### Given request
From the listing below, work out how many lines contain "Crescita". Reply with that number only.

### Data shown

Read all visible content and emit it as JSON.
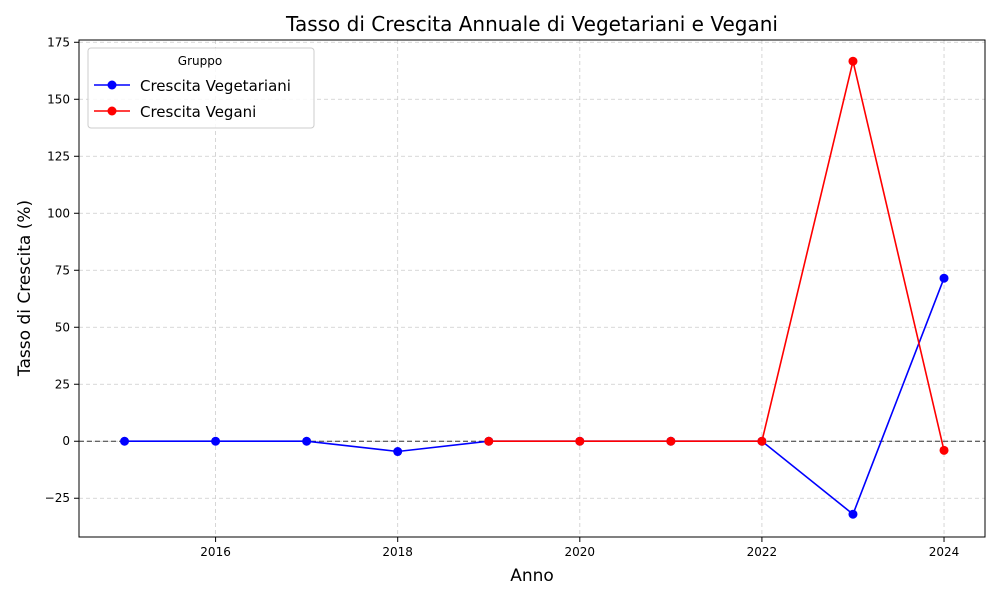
{
  "chart_data": {
    "type": "line",
    "title": "Tasso di Crescita Annuale di Vegetariani e Vegani",
    "xlabel": "Anno",
    "ylabel": "Tasso di Crescita (%)",
    "xlim": [
      2014.5,
      2024.45
    ],
    "ylim": [
      -42,
      176
    ],
    "xticks": [
      2016,
      2018,
      2020,
      2022,
      2024
    ],
    "yticks": [
      -25,
      0,
      25,
      50,
      75,
      100,
      125,
      150,
      175
    ],
    "grid": true,
    "zero_line": true,
    "legend": {
      "title": "Gruppo",
      "placement": "top-left"
    },
    "series": [
      {
        "name": "Crescita Vegetariani",
        "color": "#0000ff",
        "x": [
          2015,
          2016,
          2017,
          2018,
          2019,
          2020,
          2021,
          2022,
          2023,
          2024
        ],
        "y": [
          0,
          0,
          0,
          -4.5,
          0,
          0,
          0,
          0,
          -32,
          71.5
        ]
      },
      {
        "name": "Crescita Vegani",
        "color": "#ff0000",
        "x": [
          2019,
          2020,
          2021,
          2022,
          2023,
          2024
        ],
        "y": [
          0,
          0,
          0,
          0,
          166.7,
          -4
        ]
      }
    ]
  }
}
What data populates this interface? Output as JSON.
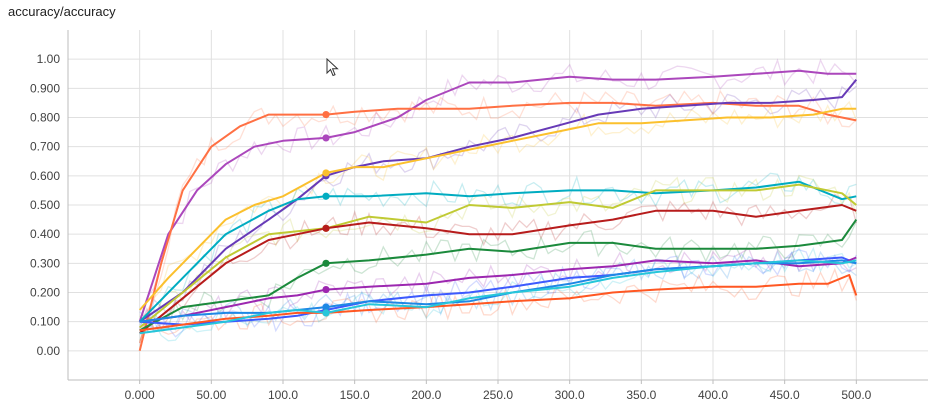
{
  "header": {
    "title": "accuracy/accuracy"
  },
  "colors": {
    "grid": "#e0e0e0",
    "axis": "#bdbdbd",
    "series": [
      "#ab47bc",
      "#ff7043",
      "#673ab7",
      "#fbc02d",
      "#00acc1",
      "#c0ca33",
      "#b71c1c",
      "#1b8a3c",
      "#3d5afe",
      "#9c27b0",
      "#1e88e5",
      "#ff5722",
      "#26c6da"
    ]
  },
  "chart_data": {
    "type": "line",
    "title": "accuracy/accuracy",
    "xlabel": "",
    "ylabel": "",
    "xlim": [
      -50,
      550
    ],
    "ylim": [
      -0.1,
      1.1
    ],
    "grid": true,
    "x_ticks": [
      {
        "value": 0,
        "label": "0.000"
      },
      {
        "value": 50,
        "label": "50.00"
      },
      {
        "value": 100,
        "label": "100.0"
      },
      {
        "value": 150,
        "label": "150.0"
      },
      {
        "value": 200,
        "label": "200.0"
      },
      {
        "value": 250,
        "label": "250.0"
      },
      {
        "value": 300,
        "label": "300.0"
      },
      {
        "value": 350,
        "label": "350.0"
      },
      {
        "value": 400,
        "label": "400.0"
      },
      {
        "value": 450,
        "label": "450.0"
      },
      {
        "value": 500,
        "label": "500.0"
      }
    ],
    "y_ticks": [
      {
        "value": 0.0,
        "label": "0.00"
      },
      {
        "value": 0.1,
        "label": "0.100"
      },
      {
        "value": 0.2,
        "label": "0.200"
      },
      {
        "value": 0.3,
        "label": "0.300"
      },
      {
        "value": 0.4,
        "label": "0.400"
      },
      {
        "value": 0.5,
        "label": "0.500"
      },
      {
        "value": 0.6,
        "label": "0.600"
      },
      {
        "value": 0.7,
        "label": "0.700"
      },
      {
        "value": 0.8,
        "label": "0.800"
      },
      {
        "value": 0.9,
        "label": "0.900"
      },
      {
        "value": 1.0,
        "label": "1.00"
      }
    ],
    "highlight_x": 130,
    "series": [
      {
        "color": "#ab47bc",
        "x": [
          0,
          20,
          40,
          60,
          80,
          100,
          130,
          150,
          180,
          200,
          230,
          260,
          300,
          330,
          360,
          400,
          430,
          460,
          480,
          500
        ],
        "y": [
          0.1,
          0.4,
          0.55,
          0.64,
          0.7,
          0.72,
          0.73,
          0.75,
          0.8,
          0.86,
          0.92,
          0.92,
          0.94,
          0.93,
          0.93,
          0.94,
          0.95,
          0.96,
          0.95,
          0.95
        ]
      },
      {
        "color": "#ff7043",
        "x": [
          0,
          15,
          30,
          50,
          70,
          90,
          110,
          130,
          150,
          180,
          200,
          230,
          260,
          300,
          330,
          360,
          400,
          430,
          460,
          480,
          500
        ],
        "y": [
          0.0,
          0.3,
          0.55,
          0.7,
          0.77,
          0.81,
          0.81,
          0.81,
          0.82,
          0.83,
          0.83,
          0.83,
          0.84,
          0.85,
          0.85,
          0.84,
          0.85,
          0.84,
          0.84,
          0.81,
          0.79
        ]
      },
      {
        "color": "#673ab7",
        "x": [
          0,
          30,
          60,
          90,
          110,
          130,
          150,
          170,
          200,
          230,
          260,
          290,
          320,
          350,
          380,
          410,
          440,
          470,
          490,
          500
        ],
        "y": [
          0.1,
          0.2,
          0.35,
          0.45,
          0.52,
          0.6,
          0.63,
          0.65,
          0.66,
          0.7,
          0.73,
          0.77,
          0.81,
          0.83,
          0.84,
          0.85,
          0.85,
          0.86,
          0.87,
          0.93
        ]
      },
      {
        "color": "#fbc02d",
        "x": [
          0,
          20,
          40,
          60,
          80,
          100,
          130,
          150,
          170,
          200,
          230,
          260,
          290,
          320,
          350,
          380,
          410,
          440,
          470,
          490,
          500
        ],
        "y": [
          0.14,
          0.25,
          0.35,
          0.45,
          0.5,
          0.53,
          0.61,
          0.63,
          0.63,
          0.66,
          0.69,
          0.72,
          0.75,
          0.78,
          0.78,
          0.79,
          0.8,
          0.8,
          0.81,
          0.83,
          0.83
        ]
      },
      {
        "color": "#00acc1",
        "x": [
          0,
          30,
          60,
          90,
          110,
          130,
          160,
          200,
          230,
          260,
          300,
          330,
          360,
          400,
          430,
          460,
          490,
          500
        ],
        "y": [
          0.1,
          0.25,
          0.4,
          0.48,
          0.52,
          0.53,
          0.53,
          0.54,
          0.53,
          0.54,
          0.55,
          0.55,
          0.54,
          0.55,
          0.56,
          0.58,
          0.52,
          0.53
        ]
      },
      {
        "color": "#c0ca33",
        "x": [
          0,
          30,
          60,
          90,
          110,
          130,
          160,
          200,
          230,
          260,
          300,
          330,
          360,
          400,
          430,
          460,
          490,
          500
        ],
        "y": [
          0.08,
          0.2,
          0.32,
          0.4,
          0.41,
          0.42,
          0.46,
          0.44,
          0.5,
          0.49,
          0.51,
          0.49,
          0.55,
          0.55,
          0.55,
          0.57,
          0.54,
          0.5
        ]
      },
      {
        "color": "#b71c1c",
        "x": [
          0,
          30,
          60,
          90,
          110,
          130,
          160,
          200,
          230,
          260,
          300,
          330,
          360,
          400,
          430,
          460,
          490,
          500
        ],
        "y": [
          0.06,
          0.18,
          0.3,
          0.38,
          0.4,
          0.42,
          0.44,
          0.42,
          0.4,
          0.4,
          0.43,
          0.45,
          0.48,
          0.48,
          0.46,
          0.48,
          0.5,
          0.48
        ]
      },
      {
        "color": "#1b8a3c",
        "x": [
          0,
          30,
          60,
          90,
          110,
          130,
          160,
          200,
          230,
          260,
          300,
          330,
          360,
          400,
          430,
          460,
          490,
          500
        ],
        "y": [
          0.07,
          0.15,
          0.17,
          0.19,
          0.25,
          0.3,
          0.31,
          0.33,
          0.35,
          0.34,
          0.37,
          0.37,
          0.35,
          0.35,
          0.35,
          0.36,
          0.38,
          0.45
        ]
      },
      {
        "color": "#3d5afe",
        "x": [
          0,
          30,
          60,
          90,
          110,
          130,
          160,
          200,
          230,
          260,
          300,
          330,
          360,
          400,
          430,
          460,
          490,
          500
        ],
        "y": [
          0.1,
          0.09,
          0.1,
          0.11,
          0.12,
          0.14,
          0.17,
          0.19,
          0.2,
          0.22,
          0.25,
          0.26,
          0.28,
          0.29,
          0.3,
          0.31,
          0.32,
          0.3
        ]
      },
      {
        "color": "#9c27b0",
        "x": [
          0,
          30,
          60,
          90,
          110,
          130,
          160,
          200,
          230,
          260,
          300,
          330,
          360,
          400,
          430,
          460,
          490,
          500
        ],
        "y": [
          0.1,
          0.12,
          0.15,
          0.18,
          0.19,
          0.21,
          0.22,
          0.23,
          0.25,
          0.26,
          0.28,
          0.29,
          0.31,
          0.3,
          0.31,
          0.29,
          0.3,
          0.32
        ]
      },
      {
        "color": "#1e88e5",
        "x": [
          0,
          30,
          60,
          90,
          110,
          130,
          160,
          200,
          230,
          260,
          300,
          330,
          360,
          400,
          430,
          460,
          490,
          500
        ],
        "y": [
          0.1,
          0.12,
          0.13,
          0.13,
          0.14,
          0.15,
          0.17,
          0.16,
          0.17,
          0.2,
          0.23,
          0.26,
          0.28,
          0.29,
          0.3,
          0.3,
          0.31,
          0.3
        ]
      },
      {
        "color": "#ff5722",
        "x": [
          0,
          30,
          60,
          90,
          110,
          130,
          160,
          200,
          230,
          260,
          300,
          330,
          360,
          400,
          430,
          460,
          480,
          495,
          500
        ],
        "y": [
          0.07,
          0.09,
          0.11,
          0.12,
          0.13,
          0.13,
          0.14,
          0.15,
          0.16,
          0.17,
          0.18,
          0.2,
          0.21,
          0.22,
          0.22,
          0.23,
          0.23,
          0.26,
          0.19
        ]
      },
      {
        "color": "#26c6da",
        "x": [
          0,
          30,
          60,
          90,
          110,
          130,
          160,
          200,
          230,
          260,
          300,
          330,
          360,
          400,
          430,
          460,
          490,
          500
        ],
        "y": [
          0.06,
          0.08,
          0.1,
          0.13,
          0.14,
          0.13,
          0.16,
          0.15,
          0.18,
          0.2,
          0.22,
          0.25,
          0.27,
          0.29,
          0.3,
          0.31,
          0.3,
          0.31
        ]
      }
    ]
  }
}
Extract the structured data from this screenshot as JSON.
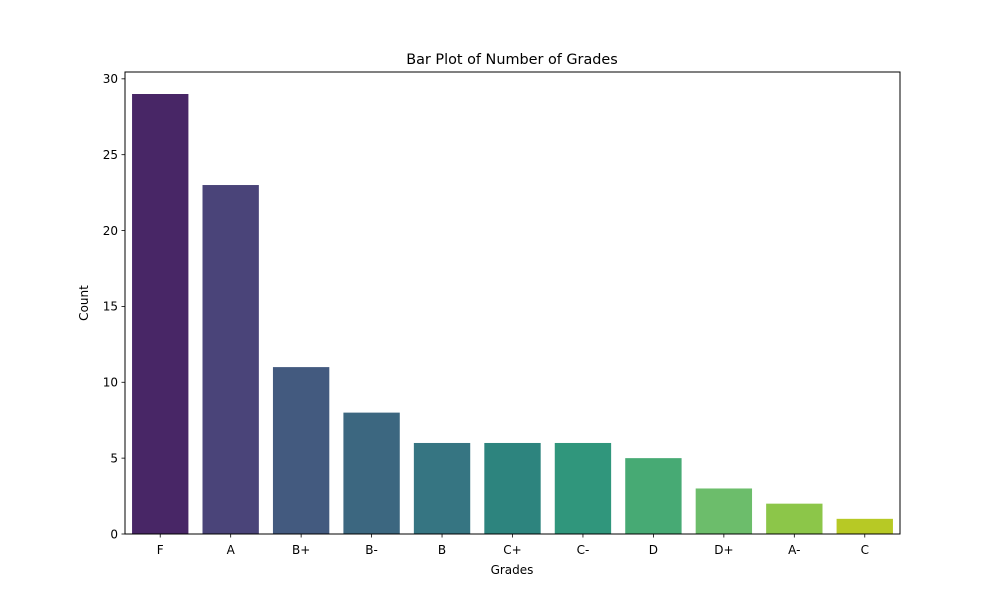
{
  "chart_data": {
    "type": "bar",
    "title": "Bar Plot of Number of Grades",
    "xlabel": "Grades",
    "ylabel": "Count",
    "categories": [
      "F",
      "A",
      "B+",
      "B-",
      "B",
      "C+",
      "C-",
      "D",
      "D+",
      "A-",
      "C"
    ],
    "values": [
      29,
      23,
      11,
      8,
      6,
      6,
      6,
      5,
      3,
      2,
      1
    ],
    "colors": [
      "#482666",
      "#4a4479",
      "#435a7f",
      "#3c6780",
      "#367582",
      "#2d847e",
      "#30967c",
      "#47aa74",
      "#6cbd6b",
      "#8cc649",
      "#b7c925"
    ],
    "ylim": [
      0,
      30.45
    ],
    "yticks": [
      0,
      5,
      10,
      15,
      20,
      25,
      30
    ],
    "grid": false,
    "legend": "none"
  }
}
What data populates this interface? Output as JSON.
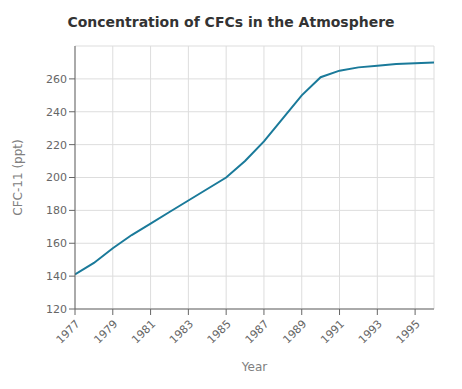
{
  "chart_data": {
    "type": "line",
    "title": "Concentration of CFCs in the Atmosphere",
    "xlabel": "Year",
    "ylabel": "CFC-11 (ppt)",
    "x": [
      1977,
      1978,
      1979,
      1980,
      1981,
      1982,
      1983,
      1984,
      1985,
      1986,
      1987,
      1988,
      1989,
      1990,
      1991,
      1992,
      1993,
      1994,
      1995,
      1996
    ],
    "values": [
      141,
      148,
      157,
      165,
      172,
      179,
      186,
      193,
      200,
      210,
      222,
      236,
      250,
      261,
      265,
      267,
      268,
      269,
      269.5,
      270
    ],
    "color": "#1a7a9a",
    "xlim": [
      1977,
      1996
    ],
    "ylim": [
      120,
      280
    ],
    "xticks": [
      1977,
      1979,
      1981,
      1983,
      1985,
      1987,
      1989,
      1991,
      1993,
      1995
    ],
    "yticks": [
      120,
      140,
      160,
      180,
      200,
      220,
      240,
      260
    ],
    "grid": true
  }
}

### Task answer
4